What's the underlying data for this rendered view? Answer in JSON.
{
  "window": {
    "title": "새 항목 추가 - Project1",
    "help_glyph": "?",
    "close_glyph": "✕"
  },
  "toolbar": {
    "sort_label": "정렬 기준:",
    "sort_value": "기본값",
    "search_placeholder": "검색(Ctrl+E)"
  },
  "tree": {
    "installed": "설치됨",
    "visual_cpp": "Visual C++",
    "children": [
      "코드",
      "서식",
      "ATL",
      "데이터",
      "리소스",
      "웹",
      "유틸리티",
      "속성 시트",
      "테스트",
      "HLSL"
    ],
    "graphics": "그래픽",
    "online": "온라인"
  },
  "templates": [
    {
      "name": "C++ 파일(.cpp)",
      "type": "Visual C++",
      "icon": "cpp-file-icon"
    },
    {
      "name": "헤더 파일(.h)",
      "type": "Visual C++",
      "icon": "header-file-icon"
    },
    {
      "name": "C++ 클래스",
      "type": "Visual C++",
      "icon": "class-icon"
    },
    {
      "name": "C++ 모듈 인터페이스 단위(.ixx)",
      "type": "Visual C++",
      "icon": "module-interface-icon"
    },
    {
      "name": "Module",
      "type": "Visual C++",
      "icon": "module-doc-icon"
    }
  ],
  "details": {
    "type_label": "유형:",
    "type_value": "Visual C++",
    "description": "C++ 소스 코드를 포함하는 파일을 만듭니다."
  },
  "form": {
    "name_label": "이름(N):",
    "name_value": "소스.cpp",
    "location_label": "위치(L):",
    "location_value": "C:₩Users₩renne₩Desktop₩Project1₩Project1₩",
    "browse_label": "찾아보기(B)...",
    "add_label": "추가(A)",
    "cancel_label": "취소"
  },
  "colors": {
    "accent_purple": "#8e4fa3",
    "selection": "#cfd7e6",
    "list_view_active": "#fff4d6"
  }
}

********

- _What is asked_
Copy out every entry again, exactly as it was given.

- _The reply_
What's the underlying data for this rendered view? Answer in JSON.
{
  "window": {
    "title": "새 항목 추가 - Project1",
    "help_glyph": "?",
    "close_glyph": "✕"
  },
  "toolbar": {
    "sort_label": "정렬 기준:",
    "sort_value": "기본값",
    "search_placeholder": "검색(Ctrl+E)"
  },
  "tree": {
    "installed": "설치됨",
    "visual_cpp": "Visual C++",
    "children": [
      "코드",
      "서식",
      "ATL",
      "데이터",
      "리소스",
      "웹",
      "유틸리티",
      "속성 시트",
      "테스트",
      "HLSL"
    ],
    "graphics": "그래픽",
    "online": "온라인"
  },
  "templates": [
    {
      "name": "C++ 파일(.cpp)",
      "type": "Visual C++",
      "icon": "cpp-file-icon"
    },
    {
      "name": "헤더 파일(.h)",
      "type": "Visual C++",
      "icon": "header-file-icon"
    },
    {
      "name": "C++ 클래스",
      "type": "Visual C++",
      "icon": "class-icon"
    },
    {
      "name": "C++ 모듈 인터페이스 단위(.ixx)",
      "type": "Visual C++",
      "icon": "module-interface-icon"
    },
    {
      "name": "Module",
      "type": "Visual C++",
      "icon": "module-doc-icon"
    }
  ],
  "details": {
    "type_label": "유형:",
    "type_value": "Visual C++",
    "description": "C++ 소스 코드를 포함하는 파일을 만듭니다."
  },
  "form": {
    "name_label": "이름(N):",
    "name_value": "소스.cpp",
    "location_label": "위치(L):",
    "location_value": "C:₩Users₩renne₩Desktop₩Project1₩Project1₩",
    "browse_label": "찾아보기(B)...",
    "add_label": "추가(A)",
    "cancel_label": "취소"
  },
  "colors": {
    "accent_purple": "#8e4fa3",
    "selection": "#cfd7e6",
    "list_view_active": "#fff4d6"
  }
}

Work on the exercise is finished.